=== Short problem ===
Pick out every line of the entries below where "District" occurs, and copy those lines.

==========

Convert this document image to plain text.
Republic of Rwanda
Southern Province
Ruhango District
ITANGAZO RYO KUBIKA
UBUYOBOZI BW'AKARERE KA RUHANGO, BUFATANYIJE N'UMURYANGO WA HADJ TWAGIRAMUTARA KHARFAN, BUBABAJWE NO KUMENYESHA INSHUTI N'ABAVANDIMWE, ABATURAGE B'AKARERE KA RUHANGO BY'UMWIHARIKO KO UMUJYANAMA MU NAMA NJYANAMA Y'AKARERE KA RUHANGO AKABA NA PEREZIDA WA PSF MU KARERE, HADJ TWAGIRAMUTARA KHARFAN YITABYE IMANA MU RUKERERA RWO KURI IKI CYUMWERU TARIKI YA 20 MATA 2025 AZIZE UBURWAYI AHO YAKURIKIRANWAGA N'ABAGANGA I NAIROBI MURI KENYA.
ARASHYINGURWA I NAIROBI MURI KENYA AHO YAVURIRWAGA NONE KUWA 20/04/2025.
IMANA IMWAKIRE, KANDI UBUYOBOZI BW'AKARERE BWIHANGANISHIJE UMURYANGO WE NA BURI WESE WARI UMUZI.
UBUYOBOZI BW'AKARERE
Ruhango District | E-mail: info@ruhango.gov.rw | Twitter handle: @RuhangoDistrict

==========

=== Complete answer ===
Ruhango District
Ruhango District | E-mail: info@ruhango.gov.rw | Twitter handle: @RuhangoDistrict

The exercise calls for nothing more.